● **Information shown**:

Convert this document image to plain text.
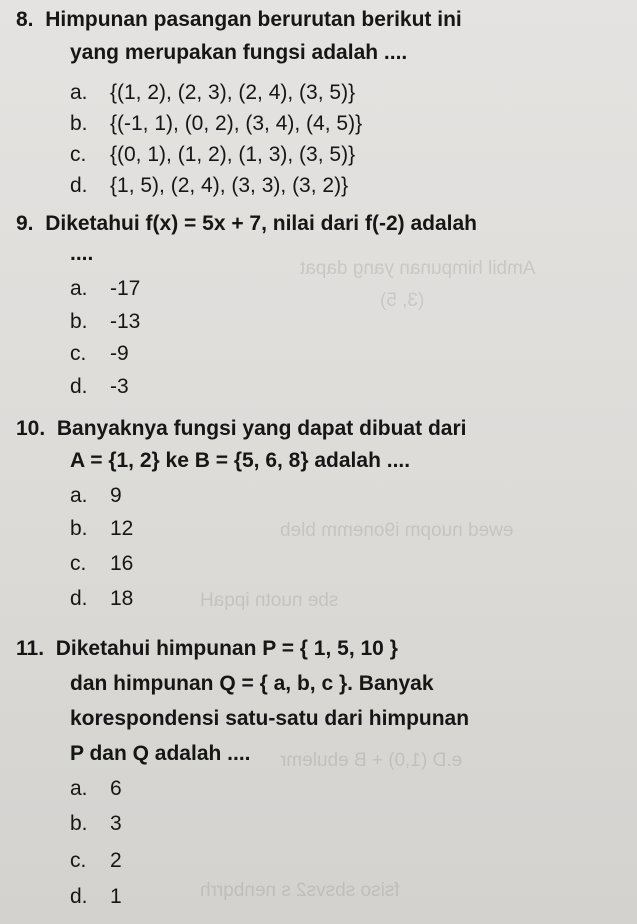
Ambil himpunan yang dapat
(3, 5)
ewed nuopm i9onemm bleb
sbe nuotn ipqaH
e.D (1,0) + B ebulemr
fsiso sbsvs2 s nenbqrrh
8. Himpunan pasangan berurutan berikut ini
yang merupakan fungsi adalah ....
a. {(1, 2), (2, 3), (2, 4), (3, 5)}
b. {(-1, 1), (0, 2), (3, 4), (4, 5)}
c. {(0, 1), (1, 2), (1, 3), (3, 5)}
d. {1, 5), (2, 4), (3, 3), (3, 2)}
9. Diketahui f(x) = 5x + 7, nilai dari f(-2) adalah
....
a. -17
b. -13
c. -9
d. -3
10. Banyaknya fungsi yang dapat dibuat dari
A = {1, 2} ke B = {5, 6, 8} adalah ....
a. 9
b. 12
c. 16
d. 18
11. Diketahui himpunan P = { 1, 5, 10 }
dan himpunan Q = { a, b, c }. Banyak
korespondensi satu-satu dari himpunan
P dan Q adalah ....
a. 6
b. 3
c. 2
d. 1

---

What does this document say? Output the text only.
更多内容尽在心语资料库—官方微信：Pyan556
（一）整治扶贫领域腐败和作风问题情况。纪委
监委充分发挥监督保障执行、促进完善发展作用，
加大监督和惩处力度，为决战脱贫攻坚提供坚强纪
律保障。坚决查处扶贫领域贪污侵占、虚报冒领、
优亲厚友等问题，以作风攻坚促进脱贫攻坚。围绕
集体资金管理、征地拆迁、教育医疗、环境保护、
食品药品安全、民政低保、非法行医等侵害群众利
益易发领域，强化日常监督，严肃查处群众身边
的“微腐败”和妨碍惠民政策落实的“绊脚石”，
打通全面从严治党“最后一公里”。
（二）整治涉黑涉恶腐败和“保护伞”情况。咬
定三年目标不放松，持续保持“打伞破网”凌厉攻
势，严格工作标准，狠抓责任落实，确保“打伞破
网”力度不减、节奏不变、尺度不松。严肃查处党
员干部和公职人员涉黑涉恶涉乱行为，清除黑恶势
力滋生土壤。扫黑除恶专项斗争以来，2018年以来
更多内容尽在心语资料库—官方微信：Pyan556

* * *

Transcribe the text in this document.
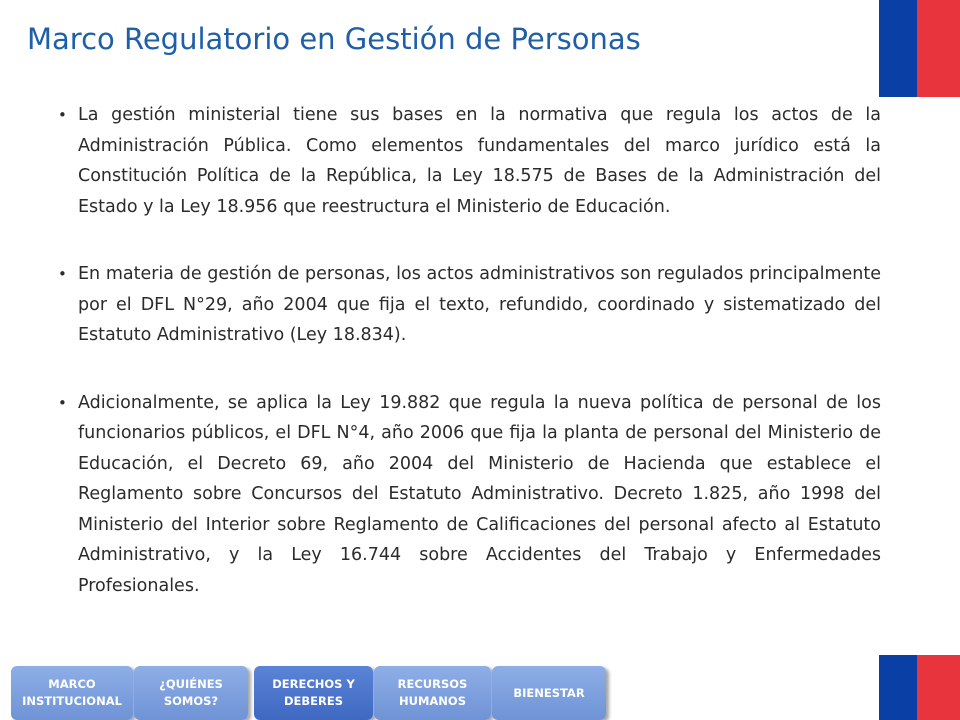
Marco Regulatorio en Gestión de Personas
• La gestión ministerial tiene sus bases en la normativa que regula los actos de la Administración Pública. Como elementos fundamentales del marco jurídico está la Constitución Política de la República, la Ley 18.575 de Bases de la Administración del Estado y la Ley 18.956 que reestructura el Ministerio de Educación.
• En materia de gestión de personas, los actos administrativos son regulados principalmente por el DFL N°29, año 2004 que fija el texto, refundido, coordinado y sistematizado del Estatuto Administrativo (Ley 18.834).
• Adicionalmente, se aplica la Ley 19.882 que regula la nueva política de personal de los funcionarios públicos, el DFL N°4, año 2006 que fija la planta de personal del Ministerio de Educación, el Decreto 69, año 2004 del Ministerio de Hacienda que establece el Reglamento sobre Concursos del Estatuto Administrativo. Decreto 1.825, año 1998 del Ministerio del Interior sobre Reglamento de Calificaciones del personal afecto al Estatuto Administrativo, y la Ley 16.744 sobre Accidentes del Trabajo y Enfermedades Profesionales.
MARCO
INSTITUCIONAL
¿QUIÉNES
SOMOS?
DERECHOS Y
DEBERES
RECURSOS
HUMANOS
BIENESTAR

● **Stated goal**:
In the material above, find each line that contains the word "yang", and select it.

● **The completed task**:
Ambil himpunan yang dapat
yang merupakan fungsi adalah ....
10. Banyaknya fungsi yang dapat dibuat dari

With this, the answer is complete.